→ Exercise details: Below are the records; reproduce all of them exactly but without any images.

→ Data supplied:
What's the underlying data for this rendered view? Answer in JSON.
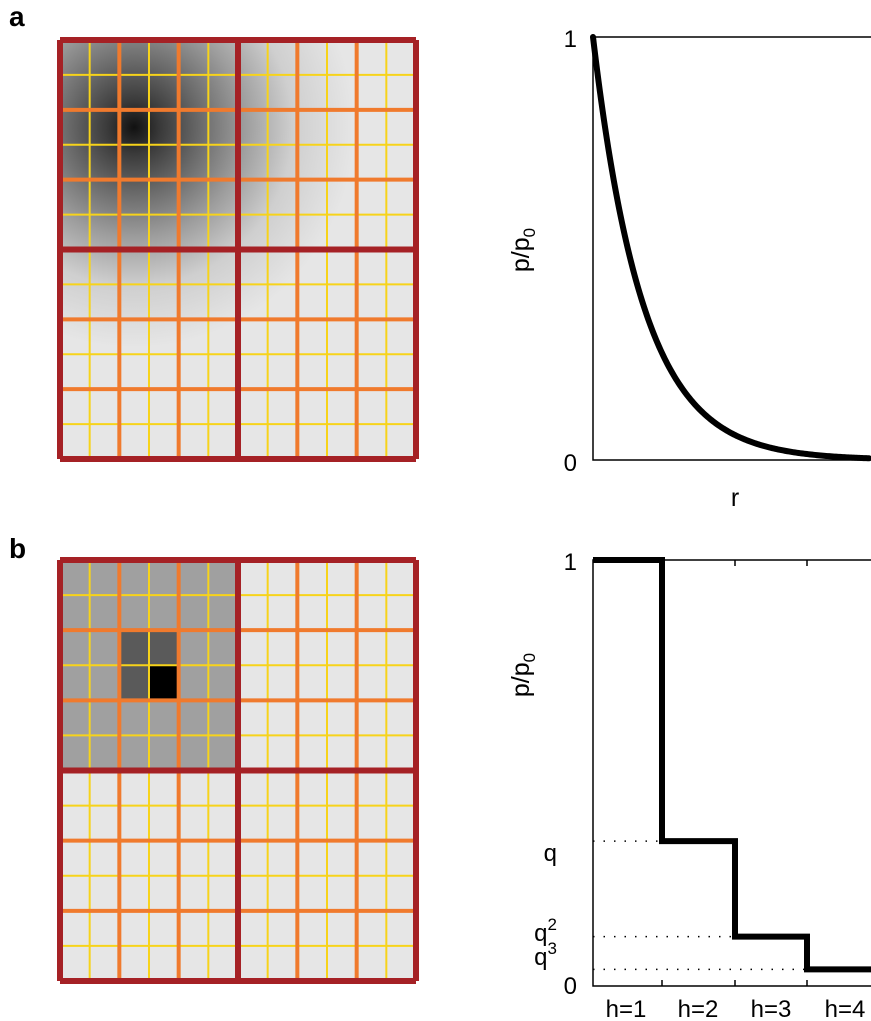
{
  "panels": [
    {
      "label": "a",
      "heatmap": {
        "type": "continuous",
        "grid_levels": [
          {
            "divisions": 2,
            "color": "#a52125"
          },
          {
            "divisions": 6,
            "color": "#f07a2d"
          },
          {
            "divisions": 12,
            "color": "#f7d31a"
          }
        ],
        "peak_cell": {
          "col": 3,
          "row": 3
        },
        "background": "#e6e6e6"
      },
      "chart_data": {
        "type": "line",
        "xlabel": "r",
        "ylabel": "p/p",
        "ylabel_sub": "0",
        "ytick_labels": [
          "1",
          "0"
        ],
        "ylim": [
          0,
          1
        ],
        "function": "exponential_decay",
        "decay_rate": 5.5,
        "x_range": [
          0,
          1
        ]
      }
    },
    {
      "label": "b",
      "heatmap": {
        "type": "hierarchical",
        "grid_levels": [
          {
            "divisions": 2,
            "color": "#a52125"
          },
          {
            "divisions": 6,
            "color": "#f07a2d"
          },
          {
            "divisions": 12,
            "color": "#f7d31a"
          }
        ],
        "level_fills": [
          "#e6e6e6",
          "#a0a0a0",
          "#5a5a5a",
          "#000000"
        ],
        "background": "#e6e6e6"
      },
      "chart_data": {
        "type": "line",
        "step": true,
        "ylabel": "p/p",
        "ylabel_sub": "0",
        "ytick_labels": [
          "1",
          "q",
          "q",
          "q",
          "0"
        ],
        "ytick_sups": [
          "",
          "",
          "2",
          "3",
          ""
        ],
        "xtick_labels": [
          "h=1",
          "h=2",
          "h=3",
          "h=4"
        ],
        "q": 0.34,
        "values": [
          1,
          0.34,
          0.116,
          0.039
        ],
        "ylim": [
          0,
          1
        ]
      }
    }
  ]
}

→ Result:
What's the underlying data for this rendered view? Answer in JSON.
{
  "panels": [
    {
      "label": "a",
      "heatmap": {
        "type": "continuous",
        "grid_levels": [
          {
            "divisions": 2,
            "color": "#a52125"
          },
          {
            "divisions": 6,
            "color": "#f07a2d"
          },
          {
            "divisions": 12,
            "color": "#f7d31a"
          }
        ],
        "peak_cell": {
          "col": 3,
          "row": 3
        },
        "background": "#e6e6e6"
      },
      "chart_data": {
        "type": "line",
        "xlabel": "r",
        "ylabel": "p/p",
        "ylabel_sub": "0",
        "ytick_labels": [
          "1",
          "0"
        ],
        "ylim": [
          0,
          1
        ],
        "function": "exponential_decay",
        "decay_rate": 5.5,
        "x_range": [
          0,
          1
        ]
      }
    },
    {
      "label": "b",
      "heatmap": {
        "type": "hierarchical",
        "grid_levels": [
          {
            "divisions": 2,
            "color": "#a52125"
          },
          {
            "divisions": 6,
            "color": "#f07a2d"
          },
          {
            "divisions": 12,
            "color": "#f7d31a"
          }
        ],
        "level_fills": [
          "#e6e6e6",
          "#a0a0a0",
          "#5a5a5a",
          "#000000"
        ],
        "background": "#e6e6e6"
      },
      "chart_data": {
        "type": "line",
        "step": true,
        "ylabel": "p/p",
        "ylabel_sub": "0",
        "ytick_labels": [
          "1",
          "q",
          "q",
          "q",
          "0"
        ],
        "ytick_sups": [
          "",
          "",
          "2",
          "3",
          ""
        ],
        "xtick_labels": [
          "h=1",
          "h=2",
          "h=3",
          "h=4"
        ],
        "q": 0.34,
        "values": [
          1,
          0.34,
          0.116,
          0.039
        ],
        "ylim": [
          0,
          1
        ]
      }
    }
  ]
}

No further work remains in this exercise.